**Recorded data**
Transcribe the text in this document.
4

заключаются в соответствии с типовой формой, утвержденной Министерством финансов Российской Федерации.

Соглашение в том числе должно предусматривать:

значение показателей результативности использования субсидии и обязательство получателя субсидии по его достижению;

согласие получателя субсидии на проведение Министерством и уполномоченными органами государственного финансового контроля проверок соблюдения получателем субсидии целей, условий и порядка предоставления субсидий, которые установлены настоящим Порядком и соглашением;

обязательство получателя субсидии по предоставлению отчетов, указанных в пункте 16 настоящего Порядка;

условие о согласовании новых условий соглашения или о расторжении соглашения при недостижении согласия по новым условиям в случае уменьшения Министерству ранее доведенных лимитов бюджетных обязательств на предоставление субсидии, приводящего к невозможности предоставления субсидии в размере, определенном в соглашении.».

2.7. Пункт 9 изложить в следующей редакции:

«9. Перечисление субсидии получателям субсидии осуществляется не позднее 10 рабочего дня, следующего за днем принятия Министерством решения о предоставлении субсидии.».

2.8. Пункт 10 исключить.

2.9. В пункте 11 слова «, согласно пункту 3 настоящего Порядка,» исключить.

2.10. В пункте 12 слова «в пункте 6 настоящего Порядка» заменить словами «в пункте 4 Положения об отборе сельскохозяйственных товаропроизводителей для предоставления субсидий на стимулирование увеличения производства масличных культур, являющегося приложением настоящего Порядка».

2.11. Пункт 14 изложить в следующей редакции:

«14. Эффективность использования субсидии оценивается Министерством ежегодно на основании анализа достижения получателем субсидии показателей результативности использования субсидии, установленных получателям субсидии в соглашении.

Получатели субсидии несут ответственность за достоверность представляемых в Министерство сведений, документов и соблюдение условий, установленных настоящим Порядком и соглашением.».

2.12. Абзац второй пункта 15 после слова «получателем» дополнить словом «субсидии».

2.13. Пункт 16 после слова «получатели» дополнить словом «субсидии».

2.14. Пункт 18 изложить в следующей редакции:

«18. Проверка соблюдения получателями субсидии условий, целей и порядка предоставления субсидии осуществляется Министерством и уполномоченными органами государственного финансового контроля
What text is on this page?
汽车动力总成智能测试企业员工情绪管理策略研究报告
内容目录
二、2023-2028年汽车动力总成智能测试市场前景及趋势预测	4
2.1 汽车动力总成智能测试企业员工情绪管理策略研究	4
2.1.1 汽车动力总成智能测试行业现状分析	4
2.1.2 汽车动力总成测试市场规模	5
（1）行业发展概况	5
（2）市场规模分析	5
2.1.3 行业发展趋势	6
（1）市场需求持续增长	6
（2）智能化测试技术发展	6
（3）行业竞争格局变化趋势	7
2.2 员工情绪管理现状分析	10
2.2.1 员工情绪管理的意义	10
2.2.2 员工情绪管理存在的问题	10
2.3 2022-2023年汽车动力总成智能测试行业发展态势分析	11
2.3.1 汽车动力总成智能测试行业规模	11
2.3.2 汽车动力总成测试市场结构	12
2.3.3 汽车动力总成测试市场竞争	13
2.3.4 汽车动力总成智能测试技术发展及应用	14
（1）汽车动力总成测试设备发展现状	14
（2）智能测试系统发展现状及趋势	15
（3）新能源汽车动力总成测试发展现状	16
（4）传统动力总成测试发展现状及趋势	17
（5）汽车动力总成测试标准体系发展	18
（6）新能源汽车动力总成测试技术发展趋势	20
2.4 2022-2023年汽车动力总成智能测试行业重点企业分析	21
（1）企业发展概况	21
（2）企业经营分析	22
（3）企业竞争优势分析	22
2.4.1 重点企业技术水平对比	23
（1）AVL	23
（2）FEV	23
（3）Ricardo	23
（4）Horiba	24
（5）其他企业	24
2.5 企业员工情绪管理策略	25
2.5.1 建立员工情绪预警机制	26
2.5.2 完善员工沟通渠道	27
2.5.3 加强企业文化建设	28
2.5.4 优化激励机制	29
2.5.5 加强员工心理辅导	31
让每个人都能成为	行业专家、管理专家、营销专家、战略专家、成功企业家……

**Task details**
Copy out exactly the lines between the line with "What text is on this page?" and the last line of the entries, counting both of those lines.

**Exercise result**
What text is on this page?
汽车动力总成智能测试企业员工情绪管理策略研究报告
内容目录
二、2023-2028年汽车动力总成智能测试市场前景及趋势预测	4
2.1 汽车动力总成智能测试企业员工情绪管理策略研究	4
2.1.1 汽车动力总成智能测试行业现状分析	4
2.1.2 汽车动力总成测试市场规模	5
（1）行业发展概况	5
（2）市场规模分析	5
2.1.3 行业发展趋势	6
（1）市场需求持续增长	6
（2）智能化测试技术发展	6
（3）行业竞争格局变化趋势	7
2.2 员工情绪管理现状分析	10
2.2.1 员工情绪管理的意义	10
2.2.2 员工情绪管理存在的问题	10
2.3 2022-2023年汽车动力总成智能测试行业发展态势分析	11
2.3.1 汽车动力总成智能测试行业规模	11
2.3.2 汽车动力总成测试市场结构	12
2.3.3 汽车动力总成测试市场竞争	13
2.3.4 汽车动力总成智能测试技术发展及应用	14
（1）汽车动力总成测试设备发展现状	14
（2）智能测试系统发展现状及趋势	15
（3）新能源汽车动力总成测试发展现状	16
（4）传统动力总成测试发展现状及趋势	17
（5）汽车动力总成测试标准体系发展	18
（6）新能源汽车动力总成测试技术发展趋势	20
2.4 2022-2023年汽车动力总成智能测试行业重点企业分析	21
（1）企业发展概况	21
（2）企业经营分析	22
（3）企业竞争优势分析	22
2.4.1 重点企业技术水平对比	23
（1）AVL	23
（2）FEV	23
（3）Ricardo	23
（4）Horiba	24
（5）其他企业	24
2.5 企业员工情绪管理策略	25
2.5.1 建立员工情绪预警机制	26
2.5.2 完善员工沟通渠道	27
2.5.3 加强企业文化建设	28
2.5.4 优化激励机制	29
2.5.5 加强员工心理辅导	31
让每个人都能成为	行业专家、管理专家、营销专家、战略专家、成功企业家……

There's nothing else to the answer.